**What you should do**.
Copy each line that has the string "bwkn" somewhere in it.

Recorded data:
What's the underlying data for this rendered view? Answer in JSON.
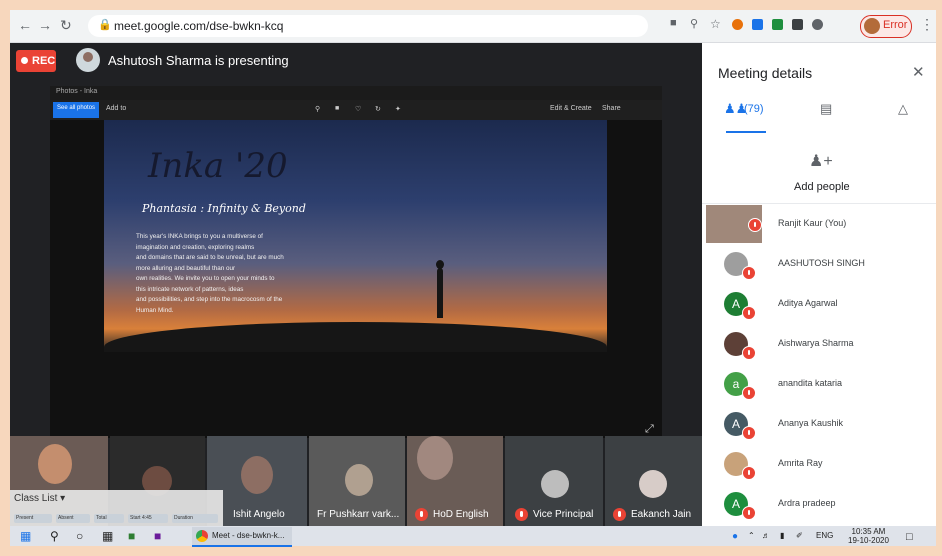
{
  "browser": {
    "url": "meet.google.com/dse-bwkn-kcq",
    "error_label": "Error"
  },
  "meeting": {
    "rec_label": "REC",
    "presenting_text": "Ashutosh Sharma is presenting"
  },
  "shared_window": {
    "title": "Photos - Inka",
    "toolbar_button": "See all photos",
    "toolbar_add": "Add to",
    "toolbar_right": [
      "Edit & Create",
      "Share"
    ]
  },
  "slide": {
    "title": "Inka '20",
    "subtitle": "Phantasia : Infinity & Beyond",
    "body_lines": [
      "This year's INKA brings to you a multiverse of",
      "imagination and creation, exploring realms",
      "and domains that are said to be unreal, but are much",
      "more alluring and beautiful than our",
      "own realities. We invite you to open your minds to",
      "this intricate network of patterns, ideas",
      "and possibilities, and step into the macrocosm of the",
      "Human Mind."
    ]
  },
  "tiles": [
    {
      "name": ""
    },
    {
      "name": "Ishit Angelo"
    },
    {
      "name": "Fr Pushkarr vark..."
    },
    {
      "name": "HoD English"
    },
    {
      "name": "Vice Principal"
    },
    {
      "name": "Eakanch Jain"
    }
  ],
  "class_list": {
    "header": "Class List",
    "chips": [
      "Present",
      "Absent",
      "Total",
      "Start 4:45",
      "Duration"
    ]
  },
  "panel": {
    "title": "Meeting details",
    "people_count": "(79)",
    "add_people": "Add people",
    "participants": [
      {
        "name": "Ranjit Kaur (You)",
        "initial": "",
        "color": "#a0887a"
      },
      {
        "name": "AASHUTOSH SINGH",
        "initial": "",
        "color": "#9e9e9e"
      },
      {
        "name": "Aditya Agarwal",
        "initial": "A",
        "color": "#1e7e34"
      },
      {
        "name": "Aishwarya Sharma",
        "initial": "",
        "color": "#5d4037"
      },
      {
        "name": "anandita kataria",
        "initial": "a",
        "color": "#43a047"
      },
      {
        "name": "Ananya Kaushik",
        "initial": "A",
        "color": "#455a64"
      },
      {
        "name": "Amrita Ray",
        "initial": "",
        "color": "#c8a27a"
      },
      {
        "name": "Ardra pradeep",
        "initial": "A",
        "color": "#1e8e3e"
      }
    ]
  },
  "taskbar": {
    "chrome_label": "Meet - dse-bwkn-k...",
    "lang": "ENG",
    "time": "10:35 AM",
    "date": "19-10-2020"
  }
}
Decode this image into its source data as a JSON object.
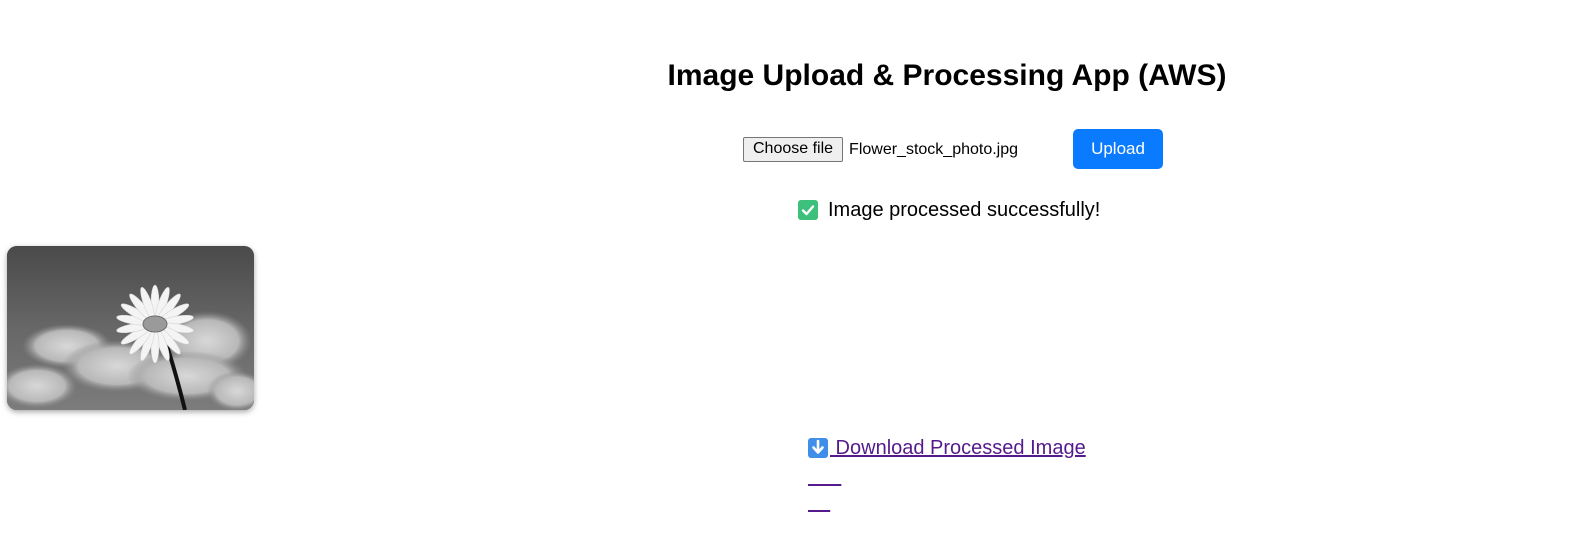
{
  "header": {
    "title": "Image Upload & Processing App (AWS)"
  },
  "upload_form": {
    "choose_file_label": "Choose file",
    "selected_file_name": "Flower_stock_photo.jpg",
    "upload_label": "Upload"
  },
  "status": {
    "icon": "check-mark-icon",
    "message": "Image processed successfully!"
  },
  "preview": {
    "description": "Processed grayscale image preview"
  },
  "download": {
    "icon": "down-arrow-icon",
    "label": " Download Processed Image"
  },
  "colors": {
    "upload_button": "#0a7bff",
    "success_icon": "#3cc07c",
    "link_visited": "#551a8b"
  }
}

**Written solution**.
    "url": "meet.google.com/dse-bwkn-kcq",
    "chrome_label": "Meet - dse-bwkn-k...",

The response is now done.